== WHAT IS REQUIRED ==
Locate every line below that contains the word "property" and copy it.

※

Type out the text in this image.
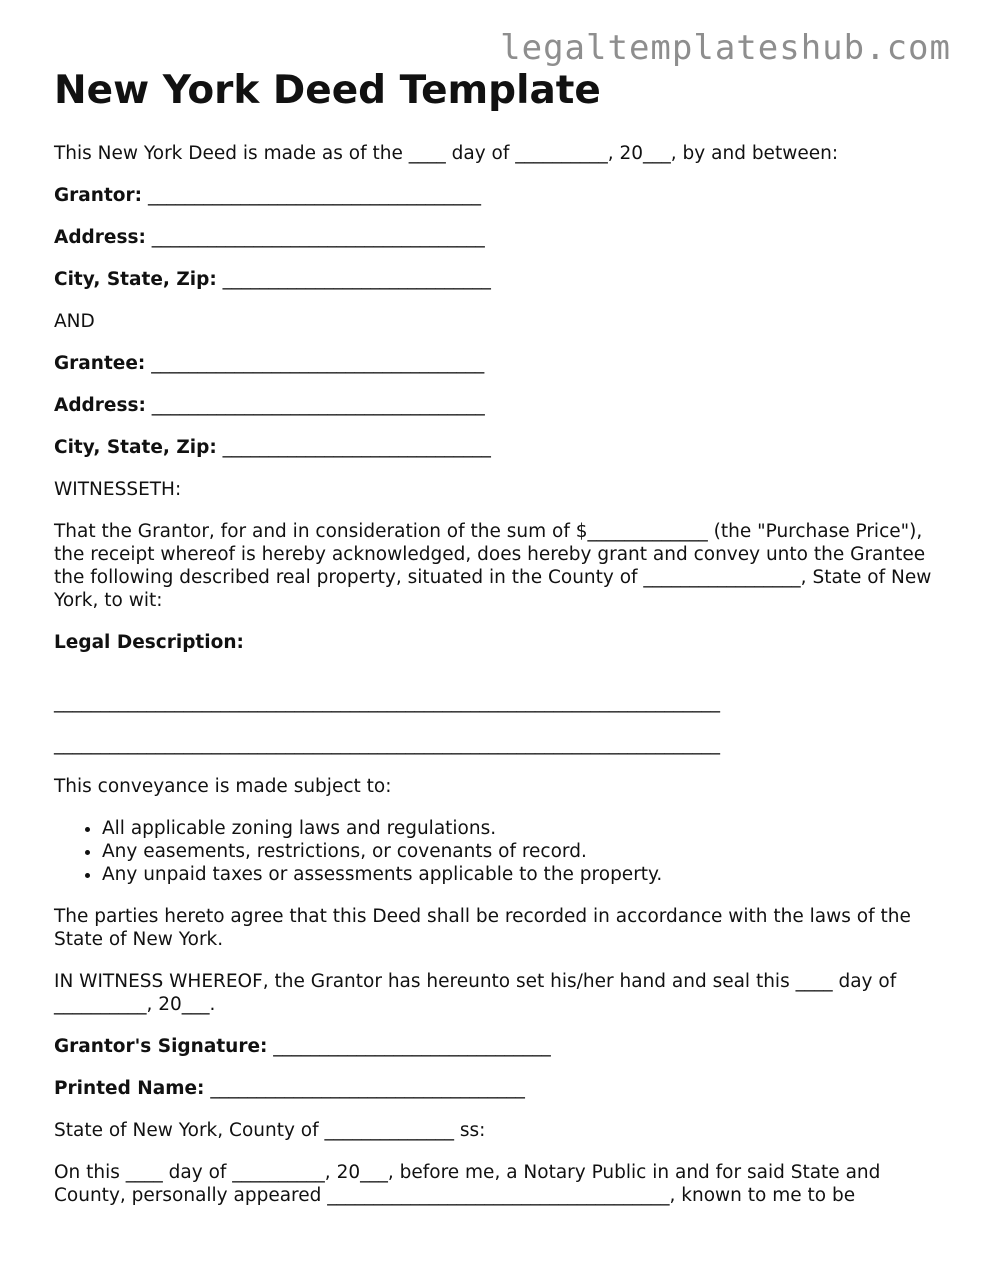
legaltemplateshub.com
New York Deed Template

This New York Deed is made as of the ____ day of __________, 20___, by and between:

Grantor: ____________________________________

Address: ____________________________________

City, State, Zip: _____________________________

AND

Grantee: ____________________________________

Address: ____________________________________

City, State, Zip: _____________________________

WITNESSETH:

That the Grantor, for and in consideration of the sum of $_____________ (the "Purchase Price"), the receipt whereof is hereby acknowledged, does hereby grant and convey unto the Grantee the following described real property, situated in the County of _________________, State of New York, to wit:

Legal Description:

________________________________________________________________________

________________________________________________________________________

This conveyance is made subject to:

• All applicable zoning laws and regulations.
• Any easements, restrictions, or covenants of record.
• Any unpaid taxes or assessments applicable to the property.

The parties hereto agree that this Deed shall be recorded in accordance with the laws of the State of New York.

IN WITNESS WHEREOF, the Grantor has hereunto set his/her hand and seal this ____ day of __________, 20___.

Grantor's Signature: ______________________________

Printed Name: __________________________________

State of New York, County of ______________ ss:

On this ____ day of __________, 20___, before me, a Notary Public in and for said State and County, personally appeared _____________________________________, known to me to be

※

== RESPONSE FOR THIS EXERCISE ==
That the Grantor, for and in consideration of the sum of $_____________ (the "Purchase Price"), the receipt whereof is hereby acknowledged, does hereby grant and convey unto the Grantee the following described real property, situated in the County of _________________, State of New York, to wit:
• Any unpaid taxes or assessments applicable to the property.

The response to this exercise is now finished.